'''
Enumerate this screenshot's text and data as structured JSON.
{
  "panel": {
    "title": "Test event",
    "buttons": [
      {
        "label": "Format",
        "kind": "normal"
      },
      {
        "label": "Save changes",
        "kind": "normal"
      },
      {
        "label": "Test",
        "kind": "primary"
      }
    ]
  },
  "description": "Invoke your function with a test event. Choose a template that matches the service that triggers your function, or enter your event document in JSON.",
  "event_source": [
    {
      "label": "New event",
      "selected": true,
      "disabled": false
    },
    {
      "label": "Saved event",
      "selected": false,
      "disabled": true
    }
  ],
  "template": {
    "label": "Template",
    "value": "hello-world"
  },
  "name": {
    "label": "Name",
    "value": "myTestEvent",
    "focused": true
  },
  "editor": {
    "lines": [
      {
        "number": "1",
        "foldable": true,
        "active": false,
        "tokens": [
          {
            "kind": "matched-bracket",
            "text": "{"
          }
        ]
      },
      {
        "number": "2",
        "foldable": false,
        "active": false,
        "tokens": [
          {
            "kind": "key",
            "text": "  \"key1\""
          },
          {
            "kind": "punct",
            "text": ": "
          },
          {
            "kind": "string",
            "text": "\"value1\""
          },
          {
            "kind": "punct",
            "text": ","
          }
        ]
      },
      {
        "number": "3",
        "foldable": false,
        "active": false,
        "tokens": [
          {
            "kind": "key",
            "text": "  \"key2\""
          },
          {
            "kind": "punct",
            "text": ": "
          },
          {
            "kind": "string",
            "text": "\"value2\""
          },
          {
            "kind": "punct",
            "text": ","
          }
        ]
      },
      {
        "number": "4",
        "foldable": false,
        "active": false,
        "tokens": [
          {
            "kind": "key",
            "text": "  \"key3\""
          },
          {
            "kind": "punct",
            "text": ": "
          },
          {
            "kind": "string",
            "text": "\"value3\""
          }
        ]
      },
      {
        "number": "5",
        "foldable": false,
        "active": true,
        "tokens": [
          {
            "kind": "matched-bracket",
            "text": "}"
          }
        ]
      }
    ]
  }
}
'''
Reproduce each record shown above without altering a single word.

**Solution below**.
Enumerate this screenshot's text and data as structured JSON.
{
  "panel": {
    "title": "Test event",
    "buttons": [
      {
        "label": "Format",
        "kind": "normal"
      },
      {
        "label": "Save changes",
        "kind": "normal"
      },
      {
        "label": "Test",
        "kind": "primary"
      }
    ]
  },
  "description": "Invoke your function with a test event. Choose a template that matches the service that triggers your function, or enter your event document in JSON.",
  "event_source": [
    {
      "label": "New event",
      "selected": true,
      "disabled": false
    },
    {
      "label": "Saved event",
      "selected": false,
      "disabled": true
    }
  ],
  "template": {
    "label": "Template",
    "value": "hello-world"
  },
  "name": {
    "label": "Name",
    "value": "myTestEvent",
    "focused": true
  },
  "editor": {
    "lines": [
      {
        "number": "1",
        "foldable": true,
        "active": false,
        "tokens": [
          {
            "kind": "matched-bracket",
            "text": "{"
          }
        ]
      },
      {
        "number": "2",
        "foldable": false,
        "active": false,
        "tokens": [
          {
            "kind": "key",
            "text": "  \"key1\""
          },
          {
            "kind": "punct",
            "text": ": "
          },
          {
            "kind": "string",
            "text": "\"value1\""
          },
          {
            "kind": "punct",
            "text": ","
          }
        ]
      },
      {
        "number": "3",
        "foldable": false,
        "active": false,
        "tokens": [
          {
            "kind": "key",
            "text": "  \"key2\""
          },
          {
            "kind": "punct",
            "text": ": "
          },
          {
            "kind": "string",
            "text": "\"value2\""
          },
          {
            "kind": "punct",
            "text": ","
          }
        ]
      },
      {
        "number": "4",
        "foldable": false,
        "active": false,
        "tokens": [
          {
            "kind": "key",
            "text": "  \"key3\""
          },
          {
            "kind": "punct",
            "text": ": "
          },
          {
            "kind": "string",
            "text": "\"value3\""
          }
        ]
      },
      {
        "number": "5",
        "foldable": false,
        "active": true,
        "tokens": [
          {
            "kind": "matched-bracket",
            "text": "}"
          }
        ]
      }
    ]
  }
}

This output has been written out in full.